We contend that the architectural continuity from El Mogote to El Palenque reflects the persistence of a local tradition of plaza construction from Early MA I to Late MA I. It is likely that the El Mogote plaza was abandoned after being attacked and burned in a raid, at which point a decision was made to rebuild the plaza in a higher, more defensible location. Notably, the El Palenque site is protected by stone walls that traverse the site along its gradual southern flank (Figure 7). An excavated cross-section of one of these walls has confirmed that it dates to Late MA I. The con­tinuation of the traditional plaza layout in a new, more defensible location probably indicates that the inhabitants of Tilcajete with­stood the raid, although they apparently considered it serious enough to justify moving the ceremonial plaza of their center to the new uphill location. The fortifications plus the more defensible location made a critical contribution to the Tilcajete polity’s ability to resist Monte Albán (Table 1).

The human occupation at Tilcajete appears to have grown sub­stantially between Early MA I and Late MA I. Although the El Mogote plaza was apparently no longer in use in Late MA I, we found evidence of Late MA I residential occupation over 43.5 ha of the El Mogote site. Because we also recorded 28 hectares of Late MA I occupation at the El Palenque site, the total habitation area at San Martin Tilcajete during Late MA I would add up to 71.5 ha, a 35.4 % increase over the Early MA I occupation area. Thus, the occupation of Tilcajete, the center of the Ocot-lán/Zimatlán subregion, grew from 25 ha in the Rosario phase, to 52.8 ha in Early MA I, and then to 71.5 ha in Late MA I, a process of progressive demographic increase and nucleation that surely enhanced the subregional center’s defensive capabilities (Table 1).

PROBLEMS TO SOLVE:
1) Answer each question from the passage on Tilcajete.
(a) What protects the El Palenque site along its gradual southern flank?
(b) How many hectares of Late MA I occupation were recorded at the El Palenque site?
(c) How large was the occupation of Tilcajete in the Rosario phase?
2) Based on the passage on Tilcajete, why was the ceremonial plaza rebuilt at El Palenque instead of staying at El Mogote?
3) Carry on with the passage on Tilcajete, starting after its final sentence.
The lines that come next play no part in this work.

LISTED ENTRIES:

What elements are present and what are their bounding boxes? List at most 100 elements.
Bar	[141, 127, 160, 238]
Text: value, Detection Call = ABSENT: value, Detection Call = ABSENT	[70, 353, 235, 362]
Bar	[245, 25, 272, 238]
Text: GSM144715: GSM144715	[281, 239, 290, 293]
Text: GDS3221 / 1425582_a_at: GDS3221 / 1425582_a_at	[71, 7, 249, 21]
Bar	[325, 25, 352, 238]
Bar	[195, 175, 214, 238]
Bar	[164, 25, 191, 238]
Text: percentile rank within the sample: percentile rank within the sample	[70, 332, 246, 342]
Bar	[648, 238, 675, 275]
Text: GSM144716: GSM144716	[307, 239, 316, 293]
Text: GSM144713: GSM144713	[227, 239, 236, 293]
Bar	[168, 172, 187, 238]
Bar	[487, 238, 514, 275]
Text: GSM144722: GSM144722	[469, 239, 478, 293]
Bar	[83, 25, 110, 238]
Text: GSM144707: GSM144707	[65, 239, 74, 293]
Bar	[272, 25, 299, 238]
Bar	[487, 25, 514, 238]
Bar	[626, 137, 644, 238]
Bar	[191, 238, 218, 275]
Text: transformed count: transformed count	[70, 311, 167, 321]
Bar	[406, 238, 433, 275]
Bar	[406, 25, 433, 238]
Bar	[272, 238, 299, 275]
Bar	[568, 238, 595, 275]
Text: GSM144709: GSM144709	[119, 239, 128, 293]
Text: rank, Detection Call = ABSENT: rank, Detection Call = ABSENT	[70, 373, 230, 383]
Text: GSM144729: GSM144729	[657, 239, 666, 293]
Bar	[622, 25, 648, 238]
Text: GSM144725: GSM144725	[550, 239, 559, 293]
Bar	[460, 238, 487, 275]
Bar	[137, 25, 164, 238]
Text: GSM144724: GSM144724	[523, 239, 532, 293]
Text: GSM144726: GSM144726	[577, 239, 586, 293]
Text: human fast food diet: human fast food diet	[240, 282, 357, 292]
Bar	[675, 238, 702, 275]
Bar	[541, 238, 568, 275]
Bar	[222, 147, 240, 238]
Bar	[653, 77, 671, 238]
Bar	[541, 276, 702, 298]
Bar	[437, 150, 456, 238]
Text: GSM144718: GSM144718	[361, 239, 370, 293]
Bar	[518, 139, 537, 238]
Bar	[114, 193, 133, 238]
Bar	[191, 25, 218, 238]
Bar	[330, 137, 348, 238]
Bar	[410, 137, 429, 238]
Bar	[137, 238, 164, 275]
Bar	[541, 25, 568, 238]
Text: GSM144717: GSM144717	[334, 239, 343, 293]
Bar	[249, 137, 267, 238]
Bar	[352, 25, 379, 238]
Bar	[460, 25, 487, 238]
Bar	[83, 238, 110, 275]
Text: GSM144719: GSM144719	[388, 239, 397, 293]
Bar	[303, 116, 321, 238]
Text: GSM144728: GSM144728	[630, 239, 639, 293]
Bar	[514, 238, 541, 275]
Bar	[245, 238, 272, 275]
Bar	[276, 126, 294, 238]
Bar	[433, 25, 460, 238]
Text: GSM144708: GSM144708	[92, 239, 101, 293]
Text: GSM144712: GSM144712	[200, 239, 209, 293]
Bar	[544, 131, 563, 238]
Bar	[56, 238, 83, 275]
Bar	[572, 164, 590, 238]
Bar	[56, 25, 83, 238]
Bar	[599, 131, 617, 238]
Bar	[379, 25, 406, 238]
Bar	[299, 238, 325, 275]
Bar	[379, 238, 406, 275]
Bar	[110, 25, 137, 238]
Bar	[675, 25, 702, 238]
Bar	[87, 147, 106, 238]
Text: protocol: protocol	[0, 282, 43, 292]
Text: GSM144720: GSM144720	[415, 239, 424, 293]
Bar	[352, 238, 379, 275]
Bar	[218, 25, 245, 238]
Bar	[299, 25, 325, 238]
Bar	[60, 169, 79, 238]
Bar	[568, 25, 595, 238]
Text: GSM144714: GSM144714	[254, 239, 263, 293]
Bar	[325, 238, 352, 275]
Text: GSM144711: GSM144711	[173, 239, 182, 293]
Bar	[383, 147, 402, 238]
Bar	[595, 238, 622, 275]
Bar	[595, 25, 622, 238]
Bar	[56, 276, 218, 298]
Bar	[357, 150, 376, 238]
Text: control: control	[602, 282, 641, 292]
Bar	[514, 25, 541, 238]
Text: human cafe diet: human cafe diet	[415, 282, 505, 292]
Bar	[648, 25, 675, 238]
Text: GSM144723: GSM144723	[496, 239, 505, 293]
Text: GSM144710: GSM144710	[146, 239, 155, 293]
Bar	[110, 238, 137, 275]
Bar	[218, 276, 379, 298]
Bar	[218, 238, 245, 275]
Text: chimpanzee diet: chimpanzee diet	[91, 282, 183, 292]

EXPECTED OUTPUTS:
1)
(a) Stone walls that traverse the site.
(b) 28 hectares.
(c) 25 ha.

2) The El Mogote plaza was likely abandoned after a raid in which it was attacked and burned. A decision was then made to rebuild it in a higher, more defensible location.

3)
The Late MA I occupation centered at El Palenque continued to show signs of independence from Monte Albán. Although G.12 (combed bottom) bowls and other Late MA I diagnostic types on gris paste are common at El Palenque, our excavations there have found only trace amounts of the thin-walled, well-burnished cre­mas (such as Types C. 6, C.7, and C.20) that begin during Late MA I at Monte Alban itself (Caso et al. 1967: 46–47). In view of the aforementioned likelihood that this crema ware was produced only in the vicinity of Monte Alban (in contrast to the gris ware), the lack of Late MA I cremas at Tilcajete probably means that ce-ramie exchanges between Monte Albán and the Etla/Central subregion, on the one hand, and Tilcajete and the Ocot-lán/Zimatlán subregion, on the other, were substantially restricted at this time. Consistent with this interpretation of limited exchange between these subregions is the fact that we have recovered much locally-available chert but remarkably little obsidian in our El Palenque excavations, in spite of the fact that we have excavated extensively in ceremonial contexts as well as in elite and non-elite residential contexts. Because the center of Monte Albán lay be­tween Tilcajete and the important obsidian sources of Central Mexico, we suspect that Monte Alban’s leadership was preventing the flow of imported obsidian from reaching El Palenque. We sug­gest that the barriers that prevented Late MA I cremas and obsid­ian from reaching El Palenque were primarily political in nature.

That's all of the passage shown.